**WHAT IS ASKED:** Reproduce each line exactly.

**RECORDS FOR THIS EXERCISE:**
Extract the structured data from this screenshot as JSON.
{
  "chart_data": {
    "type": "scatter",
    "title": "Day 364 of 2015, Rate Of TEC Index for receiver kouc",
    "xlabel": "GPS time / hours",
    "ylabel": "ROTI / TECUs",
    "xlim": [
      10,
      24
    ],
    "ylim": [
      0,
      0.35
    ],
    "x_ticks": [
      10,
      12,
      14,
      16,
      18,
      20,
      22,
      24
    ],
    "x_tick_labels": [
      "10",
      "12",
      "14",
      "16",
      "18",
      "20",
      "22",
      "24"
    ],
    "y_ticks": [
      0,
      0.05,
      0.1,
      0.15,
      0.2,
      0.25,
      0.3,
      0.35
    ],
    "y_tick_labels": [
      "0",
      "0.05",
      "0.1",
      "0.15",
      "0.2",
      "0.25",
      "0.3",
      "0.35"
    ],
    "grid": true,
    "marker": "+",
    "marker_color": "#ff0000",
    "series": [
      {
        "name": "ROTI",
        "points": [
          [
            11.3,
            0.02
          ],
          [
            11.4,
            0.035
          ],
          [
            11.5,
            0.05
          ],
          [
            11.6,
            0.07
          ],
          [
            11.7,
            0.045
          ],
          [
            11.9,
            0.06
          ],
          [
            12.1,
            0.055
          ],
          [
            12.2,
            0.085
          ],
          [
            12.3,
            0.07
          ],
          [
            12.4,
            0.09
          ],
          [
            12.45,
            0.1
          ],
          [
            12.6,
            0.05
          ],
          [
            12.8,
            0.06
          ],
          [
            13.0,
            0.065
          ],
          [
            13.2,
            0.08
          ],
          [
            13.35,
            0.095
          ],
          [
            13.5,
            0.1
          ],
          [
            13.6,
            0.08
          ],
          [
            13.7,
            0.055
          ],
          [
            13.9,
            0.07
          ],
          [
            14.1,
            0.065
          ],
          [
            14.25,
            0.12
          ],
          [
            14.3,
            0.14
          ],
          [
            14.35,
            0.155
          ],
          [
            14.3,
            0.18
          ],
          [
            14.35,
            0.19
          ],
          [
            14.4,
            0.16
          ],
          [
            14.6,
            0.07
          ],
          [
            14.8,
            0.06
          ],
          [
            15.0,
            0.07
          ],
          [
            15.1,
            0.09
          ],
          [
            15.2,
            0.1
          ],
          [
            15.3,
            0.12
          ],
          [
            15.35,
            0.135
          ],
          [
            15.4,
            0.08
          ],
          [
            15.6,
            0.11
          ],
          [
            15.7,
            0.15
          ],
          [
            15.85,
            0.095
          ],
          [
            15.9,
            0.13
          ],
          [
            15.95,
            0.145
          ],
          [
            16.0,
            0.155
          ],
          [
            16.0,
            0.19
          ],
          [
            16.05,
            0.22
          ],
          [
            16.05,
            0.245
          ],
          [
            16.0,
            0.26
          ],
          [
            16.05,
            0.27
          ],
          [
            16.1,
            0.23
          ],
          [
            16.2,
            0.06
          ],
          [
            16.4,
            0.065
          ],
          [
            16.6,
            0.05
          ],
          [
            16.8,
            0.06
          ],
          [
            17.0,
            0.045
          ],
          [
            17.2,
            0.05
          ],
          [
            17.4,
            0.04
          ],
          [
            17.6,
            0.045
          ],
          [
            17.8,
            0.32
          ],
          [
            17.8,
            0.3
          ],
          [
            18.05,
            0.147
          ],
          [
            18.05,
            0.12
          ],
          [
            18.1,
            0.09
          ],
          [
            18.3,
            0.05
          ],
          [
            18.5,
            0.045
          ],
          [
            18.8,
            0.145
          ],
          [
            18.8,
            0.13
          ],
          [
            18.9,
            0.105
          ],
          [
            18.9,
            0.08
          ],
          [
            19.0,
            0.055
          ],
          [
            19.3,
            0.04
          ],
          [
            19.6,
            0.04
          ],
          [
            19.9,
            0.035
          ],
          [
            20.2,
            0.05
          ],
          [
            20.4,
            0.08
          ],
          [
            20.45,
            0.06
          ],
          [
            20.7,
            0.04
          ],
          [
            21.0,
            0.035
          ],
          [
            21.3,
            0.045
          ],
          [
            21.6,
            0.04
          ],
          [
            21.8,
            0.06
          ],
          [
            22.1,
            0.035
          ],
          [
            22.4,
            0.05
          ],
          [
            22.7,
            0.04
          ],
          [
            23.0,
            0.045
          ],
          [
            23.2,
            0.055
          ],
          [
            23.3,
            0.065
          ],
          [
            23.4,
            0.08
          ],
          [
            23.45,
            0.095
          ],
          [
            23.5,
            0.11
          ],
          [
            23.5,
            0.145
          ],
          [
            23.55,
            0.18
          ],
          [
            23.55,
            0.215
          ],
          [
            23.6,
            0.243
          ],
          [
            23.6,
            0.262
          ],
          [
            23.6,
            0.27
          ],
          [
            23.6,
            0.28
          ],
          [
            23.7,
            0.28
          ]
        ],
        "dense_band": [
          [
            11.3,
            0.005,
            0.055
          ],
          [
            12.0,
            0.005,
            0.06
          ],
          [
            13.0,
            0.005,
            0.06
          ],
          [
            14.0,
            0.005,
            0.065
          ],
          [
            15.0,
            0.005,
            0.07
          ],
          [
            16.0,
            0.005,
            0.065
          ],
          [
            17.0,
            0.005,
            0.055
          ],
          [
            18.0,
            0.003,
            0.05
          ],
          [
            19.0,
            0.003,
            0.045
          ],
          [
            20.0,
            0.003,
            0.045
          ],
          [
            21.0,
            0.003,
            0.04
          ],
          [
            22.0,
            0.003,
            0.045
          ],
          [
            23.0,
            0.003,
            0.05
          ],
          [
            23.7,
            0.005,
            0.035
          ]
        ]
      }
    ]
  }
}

**RESULT BELOW:**
Extract the structured data from this screenshot as JSON.
{
  "chart_data": {
    "type": "scatter",
    "title": "Day 364 of 2015, Rate Of TEC Index for receiver kouc",
    "xlabel": "GPS time / hours",
    "ylabel": "ROTI / TECUs",
    "xlim": [
      10,
      24
    ],
    "ylim": [
      0,
      0.35
    ],
    "x_ticks": [
      10,
      12,
      14,
      16,
      18,
      20,
      22,
      24
    ],
    "x_tick_labels": [
      "10",
      "12",
      "14",
      "16",
      "18",
      "20",
      "22",
      "24"
    ],
    "y_ticks": [
      0,
      0.05,
      0.1,
      0.15,
      0.2,
      0.25,
      0.3,
      0.35
    ],
    "y_tick_labels": [
      "0",
      "0.05",
      "0.1",
      "0.15",
      "0.2",
      "0.25",
      "0.3",
      "0.35"
    ],
    "grid": true,
    "marker": "+",
    "marker_color": "#ff0000",
    "series": [
      {
        "name": "ROTI",
        "points": [
          [
            11.3,
            0.02
          ],
          [
            11.4,
            0.035
          ],
          [
            11.5,
            0.05
          ],
          [
            11.6,
            0.07
          ],
          [
            11.7,
            0.045
          ],
          [
            11.9,
            0.06
          ],
          [
            12.1,
            0.055
          ],
          [
            12.2,
            0.085
          ],
          [
            12.3,
            0.07
          ],
          [
            12.4,
            0.09
          ],
          [
            12.45,
            0.1
          ],
          [
            12.6,
            0.05
          ],
          [
            12.8,
            0.06
          ],
          [
            13.0,
            0.065
          ],
          [
            13.2,
            0.08
          ],
          [
            13.35,
            0.095
          ],
          [
            13.5,
            0.1
          ],
          [
            13.6,
            0.08
          ],
          [
            13.7,
            0.055
          ],
          [
            13.9,
            0.07
          ],
          [
            14.1,
            0.065
          ],
          [
            14.25,
            0.12
          ],
          [
            14.3,
            0.14
          ],
          [
            14.35,
            0.155
          ],
          [
            14.3,
            0.18
          ],
          [
            14.35,
            0.19
          ],
          [
            14.4,
            0.16
          ],
          [
            14.6,
            0.07
          ],
          [
            14.8,
            0.06
          ],
          [
            15.0,
            0.07
          ],
          [
            15.1,
            0.09
          ],
          [
            15.2,
            0.1
          ],
          [
            15.3,
            0.12
          ],
          [
            15.35,
            0.135
          ],
          [
            15.4,
            0.08
          ],
          [
            15.6,
            0.11
          ],
          [
            15.7,
            0.15
          ],
          [
            15.85,
            0.095
          ],
          [
            15.9,
            0.13
          ],
          [
            15.95,
            0.145
          ],
          [
            16.0,
            0.155
          ],
          [
            16.0,
            0.19
          ],
          [
            16.05,
            0.22
          ],
          [
            16.05,
            0.245
          ],
          [
            16.0,
            0.26
          ],
          [
            16.05,
            0.27
          ],
          [
            16.1,
            0.23
          ],
          [
            16.2,
            0.06
          ],
          [
            16.4,
            0.065
          ],
          [
            16.6,
            0.05
          ],
          [
            16.8,
            0.06
          ],
          [
            17.0,
            0.045
          ],
          [
            17.2,
            0.05
          ],
          [
            17.4,
            0.04
          ],
          [
            17.6,
            0.045
          ],
          [
            17.8,
            0.32
          ],
          [
            17.8,
            0.3
          ],
          [
            18.05,
            0.147
          ],
          [
            18.05,
            0.12
          ],
          [
            18.1,
            0.09
          ],
          [
            18.3,
            0.05
          ],
          [
            18.5,
            0.045
          ],
          [
            18.8,
            0.145
          ],
          [
            18.8,
            0.13
          ],
          [
            18.9,
            0.105
          ],
          [
            18.9,
            0.08
          ],
          [
            19.0,
            0.055
          ],
          [
            19.3,
            0.04
          ],
          [
            19.6,
            0.04
          ],
          [
            19.9,
            0.035
          ],
          [
            20.2,
            0.05
          ],
          [
            20.4,
            0.08
          ],
          [
            20.45,
            0.06
          ],
          [
            20.7,
            0.04
          ],
          [
            21.0,
            0.035
          ],
          [
            21.3,
            0.045
          ],
          [
            21.6,
            0.04
          ],
          [
            21.8,
            0.06
          ],
          [
            22.1,
            0.035
          ],
          [
            22.4,
            0.05
          ],
          [
            22.7,
            0.04
          ],
          [
            23.0,
            0.045
          ],
          [
            23.2,
            0.055
          ],
          [
            23.3,
            0.065
          ],
          [
            23.4,
            0.08
          ],
          [
            23.45,
            0.095
          ],
          [
            23.5,
            0.11
          ],
          [
            23.5,
            0.145
          ],
          [
            23.55,
            0.18
          ],
          [
            23.55,
            0.215
          ],
          [
            23.6,
            0.243
          ],
          [
            23.6,
            0.262
          ],
          [
            23.6,
            0.27
          ],
          [
            23.6,
            0.28
          ],
          [
            23.7,
            0.28
          ]
        ],
        "dense_band": [
          [
            11.3,
            0.005,
            0.055
          ],
          [
            12.0,
            0.005,
            0.06
          ],
          [
            13.0,
            0.005,
            0.06
          ],
          [
            14.0,
            0.005,
            0.065
          ],
          [
            15.0,
            0.005,
            0.07
          ],
          [
            16.0,
            0.005,
            0.065
          ],
          [
            17.0,
            0.005,
            0.055
          ],
          [
            18.0,
            0.003,
            0.05
          ],
          [
            19.0,
            0.003,
            0.045
          ],
          [
            20.0,
            0.003,
            0.045
          ],
          [
            21.0,
            0.003,
            0.04
          ],
          [
            22.0,
            0.003,
            0.045
          ],
          [
            23.0,
            0.003,
            0.05
          ],
          [
            23.7,
            0.005,
            0.035
          ]
        ]
      }
    ]
  }
}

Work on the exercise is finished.